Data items

===============

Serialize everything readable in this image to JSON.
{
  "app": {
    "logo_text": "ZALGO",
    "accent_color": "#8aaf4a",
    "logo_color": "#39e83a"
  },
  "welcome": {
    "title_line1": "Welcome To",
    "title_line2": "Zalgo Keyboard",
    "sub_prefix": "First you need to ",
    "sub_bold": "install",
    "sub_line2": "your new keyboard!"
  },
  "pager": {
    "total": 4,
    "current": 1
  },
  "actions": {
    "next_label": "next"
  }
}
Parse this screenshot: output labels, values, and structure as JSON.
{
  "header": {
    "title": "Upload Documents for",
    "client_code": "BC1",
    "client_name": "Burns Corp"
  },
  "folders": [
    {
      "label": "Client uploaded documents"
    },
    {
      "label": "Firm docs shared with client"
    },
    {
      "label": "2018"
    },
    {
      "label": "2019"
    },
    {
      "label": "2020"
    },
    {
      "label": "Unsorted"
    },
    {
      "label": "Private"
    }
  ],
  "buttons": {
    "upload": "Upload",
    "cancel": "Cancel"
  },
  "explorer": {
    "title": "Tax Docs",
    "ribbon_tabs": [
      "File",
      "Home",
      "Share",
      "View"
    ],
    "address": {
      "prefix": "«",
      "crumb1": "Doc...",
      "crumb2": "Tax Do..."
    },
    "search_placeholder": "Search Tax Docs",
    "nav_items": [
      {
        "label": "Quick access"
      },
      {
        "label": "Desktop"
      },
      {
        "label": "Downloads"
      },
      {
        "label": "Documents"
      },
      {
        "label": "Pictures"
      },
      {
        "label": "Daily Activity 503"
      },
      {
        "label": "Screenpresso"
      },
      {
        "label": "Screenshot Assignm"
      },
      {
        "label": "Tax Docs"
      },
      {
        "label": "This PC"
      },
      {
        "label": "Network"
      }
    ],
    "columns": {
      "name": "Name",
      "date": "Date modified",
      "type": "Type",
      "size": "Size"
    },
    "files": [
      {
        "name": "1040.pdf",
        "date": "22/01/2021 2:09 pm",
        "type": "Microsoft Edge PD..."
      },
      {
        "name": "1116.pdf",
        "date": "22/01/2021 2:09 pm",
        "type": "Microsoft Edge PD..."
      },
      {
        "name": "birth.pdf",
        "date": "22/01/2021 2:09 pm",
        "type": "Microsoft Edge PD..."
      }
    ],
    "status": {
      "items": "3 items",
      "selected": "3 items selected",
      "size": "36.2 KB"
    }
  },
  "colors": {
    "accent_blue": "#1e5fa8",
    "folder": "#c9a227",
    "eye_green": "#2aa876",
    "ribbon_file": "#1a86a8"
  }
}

===============

Write out all the entries exactly.

Serialize everything readable in this image to JSON.
{
  "app": {
    "logo_text": "ZALGO",
    "accent_color": "#8aaf4a",
    "logo_color": "#39e83a"
  },
  "welcome": {
    "title_line1": "Welcome To",
    "title_line2": "Zalgo Keyboard",
    "sub_prefix": "First you need to ",
    "sub_bold": "install",
    "sub_line2": "your new keyboard!"
  },
  "pager": {
    "total": 4,
    "current": 1
  },
  "actions": {
    "next_label": "next"
  }
}
Parse this screenshot: output labels, values, and structure as JSON.
{
  "header": {
    "title": "Upload Documents for",
    "client_code": "BC1",
    "client_name": "Burns Corp"
  },
  "folders": [
    {
      "label": "Client uploaded documents"
    },
    {
      "label": "Firm docs shared with client"
    },
    {
      "label": "2018"
    },
    {
      "label": "2019"
    },
    {
      "label": "2020"
    },
    {
      "label": "Unsorted"
    },
    {
      "label": "Private"
    }
  ],
  "buttons": {
    "upload": "Upload",
    "cancel": "Cancel"
  },
  "explorer": {
    "title": "Tax Docs",
    "ribbon_tabs": [
      "File",
      "Home",
      "Share",
      "View"
    ],
    "address": {
      "prefix": "«",
      "crumb1": "Doc...",
      "crumb2": "Tax Do..."
    },
    "search_placeholder": "Search Tax Docs",
    "nav_items": [
      {
        "label": "Quick access"
      },
      {
        "label": "Desktop"
      },
      {
        "label": "Downloads"
      },
      {
        "label": "Documents"
      },
      {
        "label": "Pictures"
      },
      {
        "label": "Daily Activity 503"
      },
      {
        "label": "Screenpresso"
      },
      {
        "label": "Screenshot Assignm"
      },
      {
        "label": "Tax Docs"
      },
      {
        "label": "This PC"
      },
      {
        "label": "Network"
      }
    ],
    "columns": {
      "name": "Name",
      "date": "Date modified",
      "type": "Type",
      "size": "Size"
    },
    "files": [
      {
        "name": "1040.pdf",
        "date": "22/01/2021 2:09 pm",
        "type": "Microsoft Edge PD..."
      },
      {
        "name": "1116.pdf",
        "date": "22/01/2021 2:09 pm",
        "type": "Microsoft Edge PD..."
      },
      {
        "name": "birth.pdf",
        "date": "22/01/2021 2:09 pm",
        "type": "Microsoft Edge PD..."
      }
    ],
    "status": {
      "items": "3 items",
      "selected": "3 items selected",
      "size": "36.2 KB"
    }
  },
  "colors": {
    "accent_blue": "#1e5fa8",
    "folder": "#c9a227",
    "eye_green": "#2aa876",
    "ribbon_file": "#1a86a8"
  }
}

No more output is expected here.